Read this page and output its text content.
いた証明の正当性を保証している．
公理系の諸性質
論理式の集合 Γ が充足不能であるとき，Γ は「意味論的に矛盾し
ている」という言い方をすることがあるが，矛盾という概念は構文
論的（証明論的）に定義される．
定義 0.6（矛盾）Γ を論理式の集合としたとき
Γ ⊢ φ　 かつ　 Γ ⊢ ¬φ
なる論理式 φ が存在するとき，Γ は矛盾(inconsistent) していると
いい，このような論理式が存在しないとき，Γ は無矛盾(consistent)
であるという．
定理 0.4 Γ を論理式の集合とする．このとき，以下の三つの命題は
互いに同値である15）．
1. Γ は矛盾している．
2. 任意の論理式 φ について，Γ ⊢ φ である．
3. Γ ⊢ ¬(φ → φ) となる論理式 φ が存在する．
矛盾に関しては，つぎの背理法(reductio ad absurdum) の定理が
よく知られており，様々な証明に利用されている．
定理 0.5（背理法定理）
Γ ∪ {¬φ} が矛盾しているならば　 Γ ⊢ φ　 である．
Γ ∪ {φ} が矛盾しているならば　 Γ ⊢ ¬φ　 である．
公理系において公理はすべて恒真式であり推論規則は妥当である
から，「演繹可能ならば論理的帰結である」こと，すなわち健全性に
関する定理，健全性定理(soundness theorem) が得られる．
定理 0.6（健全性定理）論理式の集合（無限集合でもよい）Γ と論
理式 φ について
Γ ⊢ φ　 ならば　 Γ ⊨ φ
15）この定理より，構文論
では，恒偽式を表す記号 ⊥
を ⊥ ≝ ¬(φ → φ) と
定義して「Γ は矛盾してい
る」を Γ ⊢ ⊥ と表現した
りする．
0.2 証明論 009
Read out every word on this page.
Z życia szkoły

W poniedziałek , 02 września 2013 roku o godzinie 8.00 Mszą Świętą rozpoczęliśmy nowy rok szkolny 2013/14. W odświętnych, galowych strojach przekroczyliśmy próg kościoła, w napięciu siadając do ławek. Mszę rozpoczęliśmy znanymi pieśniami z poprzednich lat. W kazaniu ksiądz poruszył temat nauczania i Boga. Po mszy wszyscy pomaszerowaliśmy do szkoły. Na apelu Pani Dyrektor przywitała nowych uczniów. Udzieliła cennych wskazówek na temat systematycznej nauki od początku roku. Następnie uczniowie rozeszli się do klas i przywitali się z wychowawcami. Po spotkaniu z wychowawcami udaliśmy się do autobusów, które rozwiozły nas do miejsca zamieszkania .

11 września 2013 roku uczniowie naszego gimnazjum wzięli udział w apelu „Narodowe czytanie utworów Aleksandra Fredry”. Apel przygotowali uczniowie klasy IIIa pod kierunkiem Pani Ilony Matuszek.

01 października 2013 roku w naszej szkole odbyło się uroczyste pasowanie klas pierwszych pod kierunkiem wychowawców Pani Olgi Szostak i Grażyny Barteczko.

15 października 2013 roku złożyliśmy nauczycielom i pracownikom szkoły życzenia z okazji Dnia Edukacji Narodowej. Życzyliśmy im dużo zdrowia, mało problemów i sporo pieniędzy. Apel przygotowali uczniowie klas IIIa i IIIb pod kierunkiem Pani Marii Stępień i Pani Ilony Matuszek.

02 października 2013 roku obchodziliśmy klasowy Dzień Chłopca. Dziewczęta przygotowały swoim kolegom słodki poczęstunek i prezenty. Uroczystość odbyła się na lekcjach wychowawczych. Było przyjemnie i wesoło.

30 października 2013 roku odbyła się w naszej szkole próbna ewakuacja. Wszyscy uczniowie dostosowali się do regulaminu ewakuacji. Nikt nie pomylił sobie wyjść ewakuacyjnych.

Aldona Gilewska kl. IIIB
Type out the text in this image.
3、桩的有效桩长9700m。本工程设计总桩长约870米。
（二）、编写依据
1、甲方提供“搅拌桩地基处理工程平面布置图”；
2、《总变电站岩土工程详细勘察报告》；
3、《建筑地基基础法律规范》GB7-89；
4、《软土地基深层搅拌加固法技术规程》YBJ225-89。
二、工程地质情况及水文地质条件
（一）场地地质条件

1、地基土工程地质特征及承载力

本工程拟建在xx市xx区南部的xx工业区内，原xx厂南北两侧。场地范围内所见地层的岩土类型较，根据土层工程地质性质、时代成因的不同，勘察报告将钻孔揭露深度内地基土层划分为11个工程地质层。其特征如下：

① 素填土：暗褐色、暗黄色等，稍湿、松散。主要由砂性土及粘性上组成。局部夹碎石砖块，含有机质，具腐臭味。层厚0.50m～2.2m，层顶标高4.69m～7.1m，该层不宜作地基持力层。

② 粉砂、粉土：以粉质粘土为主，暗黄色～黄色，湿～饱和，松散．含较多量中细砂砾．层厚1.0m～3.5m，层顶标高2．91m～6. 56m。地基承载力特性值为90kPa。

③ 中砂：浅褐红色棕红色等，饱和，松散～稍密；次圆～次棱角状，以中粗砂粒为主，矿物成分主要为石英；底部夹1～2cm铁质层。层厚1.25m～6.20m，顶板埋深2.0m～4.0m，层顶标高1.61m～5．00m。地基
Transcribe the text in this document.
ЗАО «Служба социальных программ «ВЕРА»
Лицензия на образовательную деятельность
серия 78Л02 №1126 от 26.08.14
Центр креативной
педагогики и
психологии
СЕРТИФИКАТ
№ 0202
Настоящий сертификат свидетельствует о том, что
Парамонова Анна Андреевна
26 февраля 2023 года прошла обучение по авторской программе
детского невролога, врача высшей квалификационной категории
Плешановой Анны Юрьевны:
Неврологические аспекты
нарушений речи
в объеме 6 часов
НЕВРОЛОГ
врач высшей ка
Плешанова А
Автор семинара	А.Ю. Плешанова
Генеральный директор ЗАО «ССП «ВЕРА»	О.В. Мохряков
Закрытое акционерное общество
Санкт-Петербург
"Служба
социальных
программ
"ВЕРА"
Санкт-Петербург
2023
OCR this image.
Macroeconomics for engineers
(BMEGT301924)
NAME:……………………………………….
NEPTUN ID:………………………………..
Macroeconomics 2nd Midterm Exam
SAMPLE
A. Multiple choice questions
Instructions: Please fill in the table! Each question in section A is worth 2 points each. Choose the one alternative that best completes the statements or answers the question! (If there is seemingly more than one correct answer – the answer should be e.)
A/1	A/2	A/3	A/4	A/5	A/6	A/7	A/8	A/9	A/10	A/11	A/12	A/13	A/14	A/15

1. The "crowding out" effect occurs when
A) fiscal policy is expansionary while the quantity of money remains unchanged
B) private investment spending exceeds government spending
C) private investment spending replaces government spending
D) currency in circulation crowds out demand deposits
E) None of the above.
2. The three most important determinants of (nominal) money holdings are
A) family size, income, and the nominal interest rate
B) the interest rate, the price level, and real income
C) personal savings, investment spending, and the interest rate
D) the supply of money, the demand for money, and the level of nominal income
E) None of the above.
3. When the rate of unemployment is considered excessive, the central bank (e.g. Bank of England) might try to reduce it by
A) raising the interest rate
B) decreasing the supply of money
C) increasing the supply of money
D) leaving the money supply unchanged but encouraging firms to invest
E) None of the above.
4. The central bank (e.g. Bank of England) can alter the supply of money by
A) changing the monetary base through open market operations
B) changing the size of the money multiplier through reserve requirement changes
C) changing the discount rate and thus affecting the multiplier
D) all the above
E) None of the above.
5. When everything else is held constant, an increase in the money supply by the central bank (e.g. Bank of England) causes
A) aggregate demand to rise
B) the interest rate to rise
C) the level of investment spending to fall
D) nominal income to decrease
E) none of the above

::::::::

» Request: Reproduce the records word for word.

» Answer for the task:
Read this page and output its text content.
いた証明の正当性を保証している．
公理系の諸性質
論理式の集合 Γ が充足不能であるとき，Γ は「意味論的に矛盾し
ている」という言い方をすることがあるが，矛盾という概念は構文
論的（証明論的）に定義される．
定義 0.6（矛盾）Γ を論理式の集合としたとき
Γ ⊢ φ　 かつ　 Γ ⊢ ¬φ
なる論理式 φ が存在するとき，Γ は矛盾(inconsistent) していると
いい，このような論理式が存在しないとき，Γ は無矛盾(consistent)
であるという．
定理 0.4 Γ を論理式の集合とする．このとき，以下の三つの命題は
互いに同値である15）．
1. Γ は矛盾している．
2. 任意の論理式 φ について，Γ ⊢ φ である．
3. Γ ⊢ ¬(φ → φ) となる論理式 φ が存在する．
矛盾に関しては，つぎの背理法(reductio ad absurdum) の定理が
よく知られており，様々な証明に利用されている．
定理 0.5（背理法定理）
Γ ∪ {¬φ} が矛盾しているならば　 Γ ⊢ φ　 である．
Γ ∪ {φ} が矛盾しているならば　 Γ ⊢ ¬φ　 である．
公理系において公理はすべて恒真式であり推論規則は妥当である
から，「演繹可能ならば論理的帰結である」こと，すなわち健全性に
関する定理，健全性定理(soundness theorem) が得られる．
定理 0.6（健全性定理）論理式の集合（無限集合でもよい）Γ と論
理式 φ について
Γ ⊢ φ　 ならば　 Γ ⊨ φ
15）この定理より，構文論
では，恒偽式を表す記号 ⊥
を ⊥ ≝ ¬(φ → φ) と
定義して「Γ は矛盾してい
る」を Γ ⊢ ⊥ と表現した
りする．
0.2 証明論 009
Read out every word on this page.
Z życia szkoły

W poniedziałek , 02 września 2013 roku o godzinie 8.00 Mszą Świętą rozpoczęliśmy nowy rok szkolny 2013/14. W odświętnych, galowych strojach przekroczyliśmy próg kościoła, w napięciu siadając do ławek. Mszę rozpoczęliśmy znanymi pieśniami z poprzednich lat. W kazaniu ksiądz poruszył temat nauczania i Boga. Po mszy wszyscy pomaszerowaliśmy do szkoły. Na apelu Pani Dyrektor przywitała nowych uczniów. Udzieliła cennych wskazówek na temat systematycznej nauki od początku roku. Następnie uczniowie rozeszli się do klas i przywitali się z wychowawcami. Po spotkaniu z wychowawcami udaliśmy się do autobusów, które rozwiozły nas do miejsca zamieszkania .

11 września 2013 roku uczniowie naszego gimnazjum wzięli udział w apelu „Narodowe czytanie utworów Aleksandra Fredry”. Apel przygotowali uczniowie klasy IIIa pod kierunkiem Pani Ilony Matuszek.

01 października 2013 roku w naszej szkole odbyło się uroczyste pasowanie klas pierwszych pod kierunkiem wychowawców Pani Olgi Szostak i Grażyny Barteczko.

15 października 2013 roku złożyliśmy nauczycielom i pracownikom szkoły życzenia z okazji Dnia Edukacji Narodowej. Życzyliśmy im dużo zdrowia, mało problemów i sporo pieniędzy. Apel przygotowali uczniowie klas IIIa i IIIb pod kierunkiem Pani Marii Stępień i Pani Ilony Matuszek.

02 października 2013 roku obchodziliśmy klasowy Dzień Chłopca. Dziewczęta przygotowały swoim kolegom słodki poczęstunek i prezenty. Uroczystość odbyła się na lekcjach wychowawczych. Było przyjemnie i wesoło.

30 października 2013 roku odbyła się w naszej szkole próbna ewakuacja. Wszyscy uczniowie dostosowali się do regulaminu ewakuacji. Nikt nie pomylił sobie wyjść ewakuacyjnych.

Aldona Gilewska kl. IIIB
Type out the text in this image.
3、桩的有效桩长9700m。本工程设计总桩长约870米。
（二）、编写依据
1、甲方提供“搅拌桩地基处理工程平面布置图”；
2、《总变电站岩土工程详细勘察报告》；
3、《建筑地基基础法律规范》GB7-89；
4、《软土地基深层搅拌加固法技术规程》YBJ225-89。
二、工程地质情况及水文地质条件
（一）场地地质条件

1、地基土工程地质特征及承载力

本工程拟建在xx市xx区南部的xx工业区内，原xx厂南北两侧。场地范围内所见地层的岩土类型较，根据土层工程地质性质、时代成因的不同，勘察报告将钻孔揭露深度内地基土层划分为11个工程地质层。其特征如下：

① 素填土：暗褐色、暗黄色等，稍湿、松散。主要由砂性土及粘性上组成。局部夹碎石砖块，含有机质，具腐臭味。层厚0.50m～2.2m，层顶标高4.69m～7.1m，该层不宜作地基持力层。

② 粉砂、粉土：以粉质粘土为主，暗黄色～黄色，湿～饱和，松散．含较多量中细砂砾．层厚1.0m～3.5m，层顶标高2．91m～6. 56m。地基承载力特性值为90kPa。

③ 中砂：浅褐红色棕红色等，饱和，松散～稍密；次圆～次棱角状，以中粗砂粒为主，矿物成分主要为石英；底部夹1～2cm铁质层。层厚1.25m～6.20m，顶板埋深2.0m～4.0m，层顶标高1.61m～5．00m。地基
Transcribe the text in this document.
ЗАО «Служба социальных программ «ВЕРА»
Лицензия на образовательную деятельность
серия 78Л02 №1126 от 26.08.14
Центр креативной
педагогики и
психологии
СЕРТИФИКАТ
№ 0202
Настоящий сертификат свидетельствует о том, что
Парамонова Анна Андреевна
26 февраля 2023 года прошла обучение по авторской программе
детского невролога, врача высшей квалификационной категории
Плешановой Анны Юрьевны:
Неврологические аспекты
нарушений речи
в объеме 6 часов
НЕВРОЛОГ
врач высшей ка
Плешанова А
Автор семинара	А.Ю. Плешанова
Генеральный директор ЗАО «ССП «ВЕРА»	О.В. Мохряков
Закрытое акционерное общество
Санкт-Петербург
"Служба
социальных
программ
"ВЕРА"
Санкт-Петербург
2023
OCR this image.
Macroeconomics for engineers
(BMEGT301924)
NAME:……………………………………….
NEPTUN ID:………………………………..
Macroeconomics 2nd Midterm Exam
SAMPLE
A. Multiple choice questions
Instructions: Please fill in the table! Each question in section A is worth 2 points each. Choose the one alternative that best completes the statements or answers the question! (If there is seemingly more than one correct answer – the answer should be e.)
A/1	A/2	A/3	A/4	A/5	A/6	A/7	A/8	A/9	A/10	A/11	A/12	A/13	A/14	A/15

1. The "crowding out" effect occurs when
A) fiscal policy is expansionary while the quantity of money remains unchanged
B) private investment spending exceeds government spending
C) private investment spending replaces government spending
D) currency in circulation crowds out demand deposits
E) None of the above.
2. The three most important determinants of (nominal) money holdings are
A) family size, income, and the nominal interest rate
B) the interest rate, the price level, and real income
C) personal savings, investment spending, and the interest rate
D) the supply of money, the demand for money, and the level of nominal income
E) None of the above.
3. When the rate of unemployment is considered excessive, the central bank (e.g. Bank of England) might try to reduce it by
A) raising the interest rate
B) decreasing the supply of money
C) increasing the supply of money
D) leaving the money supply unchanged but encouraging firms to invest
E) None of the above.
4. The central bank (e.g. Bank of England) can alter the supply of money by
A) changing the monetary base through open market operations
B) changing the size of the money multiplier through reserve requirement changes
C) changing the discount rate and thus affecting the multiplier
D) all the above
E) None of the above.
5. When everything else is held constant, an increase in the money supply by the central bank (e.g. Bank of England) causes
A) aggregate demand to rise
B) the interest rate to rise
C) the level of investment spending to fall
D) nominal income to decrease
E) none of the above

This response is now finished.